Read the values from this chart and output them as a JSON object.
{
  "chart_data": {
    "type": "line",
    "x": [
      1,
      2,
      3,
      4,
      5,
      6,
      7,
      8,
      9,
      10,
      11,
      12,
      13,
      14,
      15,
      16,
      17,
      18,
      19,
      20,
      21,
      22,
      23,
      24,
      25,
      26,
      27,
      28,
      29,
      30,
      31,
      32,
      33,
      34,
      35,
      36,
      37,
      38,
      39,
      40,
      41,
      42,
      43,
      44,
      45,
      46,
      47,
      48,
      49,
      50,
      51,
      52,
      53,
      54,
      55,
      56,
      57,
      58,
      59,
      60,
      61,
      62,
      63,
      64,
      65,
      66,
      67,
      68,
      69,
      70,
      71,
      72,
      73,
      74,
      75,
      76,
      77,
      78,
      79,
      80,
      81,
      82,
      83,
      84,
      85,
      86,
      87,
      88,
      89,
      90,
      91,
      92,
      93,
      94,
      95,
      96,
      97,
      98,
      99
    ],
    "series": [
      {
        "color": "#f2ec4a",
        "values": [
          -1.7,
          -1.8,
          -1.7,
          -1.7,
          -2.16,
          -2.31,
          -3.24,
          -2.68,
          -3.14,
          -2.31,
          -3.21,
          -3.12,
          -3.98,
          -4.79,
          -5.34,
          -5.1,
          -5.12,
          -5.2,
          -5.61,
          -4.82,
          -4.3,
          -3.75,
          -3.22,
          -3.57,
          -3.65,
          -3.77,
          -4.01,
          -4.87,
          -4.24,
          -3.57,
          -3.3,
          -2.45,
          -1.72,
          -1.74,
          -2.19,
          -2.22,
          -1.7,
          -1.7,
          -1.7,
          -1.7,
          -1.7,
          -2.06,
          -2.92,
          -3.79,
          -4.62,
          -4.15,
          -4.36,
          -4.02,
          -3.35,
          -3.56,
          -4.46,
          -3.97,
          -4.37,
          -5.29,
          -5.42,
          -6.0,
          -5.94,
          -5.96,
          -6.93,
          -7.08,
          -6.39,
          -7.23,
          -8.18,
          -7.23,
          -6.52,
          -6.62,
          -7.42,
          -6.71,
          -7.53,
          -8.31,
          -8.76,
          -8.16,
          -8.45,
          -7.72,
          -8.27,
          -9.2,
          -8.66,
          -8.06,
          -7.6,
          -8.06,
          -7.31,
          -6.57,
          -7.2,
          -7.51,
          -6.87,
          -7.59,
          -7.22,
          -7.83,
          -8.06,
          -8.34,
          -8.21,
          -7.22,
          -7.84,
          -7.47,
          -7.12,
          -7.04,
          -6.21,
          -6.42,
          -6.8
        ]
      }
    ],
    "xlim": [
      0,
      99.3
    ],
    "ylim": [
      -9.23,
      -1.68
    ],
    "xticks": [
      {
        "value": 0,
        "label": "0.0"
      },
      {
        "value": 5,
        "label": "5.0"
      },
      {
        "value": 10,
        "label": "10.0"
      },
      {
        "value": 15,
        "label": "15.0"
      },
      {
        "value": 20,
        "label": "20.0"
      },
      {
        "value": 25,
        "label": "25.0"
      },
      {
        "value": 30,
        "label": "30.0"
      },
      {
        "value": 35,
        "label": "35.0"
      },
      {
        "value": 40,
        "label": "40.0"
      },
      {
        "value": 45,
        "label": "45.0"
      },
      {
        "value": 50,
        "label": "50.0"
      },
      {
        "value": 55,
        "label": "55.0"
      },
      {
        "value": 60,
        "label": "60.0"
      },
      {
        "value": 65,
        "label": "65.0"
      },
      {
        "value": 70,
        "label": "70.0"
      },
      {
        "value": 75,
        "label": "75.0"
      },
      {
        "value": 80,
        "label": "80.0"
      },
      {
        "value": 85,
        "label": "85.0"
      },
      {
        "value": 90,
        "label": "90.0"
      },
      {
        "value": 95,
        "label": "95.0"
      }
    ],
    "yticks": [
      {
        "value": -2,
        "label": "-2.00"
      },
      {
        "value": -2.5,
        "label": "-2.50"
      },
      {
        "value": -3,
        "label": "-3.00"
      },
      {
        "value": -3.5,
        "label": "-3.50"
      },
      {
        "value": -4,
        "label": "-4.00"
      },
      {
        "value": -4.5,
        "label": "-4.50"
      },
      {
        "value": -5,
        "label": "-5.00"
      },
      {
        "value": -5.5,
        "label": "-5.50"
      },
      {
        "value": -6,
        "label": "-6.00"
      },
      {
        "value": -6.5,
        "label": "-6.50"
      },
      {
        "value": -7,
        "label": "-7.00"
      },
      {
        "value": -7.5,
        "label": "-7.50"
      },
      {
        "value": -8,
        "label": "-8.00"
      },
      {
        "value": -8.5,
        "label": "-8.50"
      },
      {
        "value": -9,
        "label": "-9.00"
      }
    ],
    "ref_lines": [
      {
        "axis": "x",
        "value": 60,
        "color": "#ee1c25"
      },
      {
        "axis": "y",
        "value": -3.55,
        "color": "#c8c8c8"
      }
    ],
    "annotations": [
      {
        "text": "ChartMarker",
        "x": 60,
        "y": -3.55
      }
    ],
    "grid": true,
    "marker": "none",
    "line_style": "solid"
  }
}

####################

[Objective]
List all lines holding the string "values".

[Exercise response]
Read the values from this chart and output them as a JSON object.
        "values": [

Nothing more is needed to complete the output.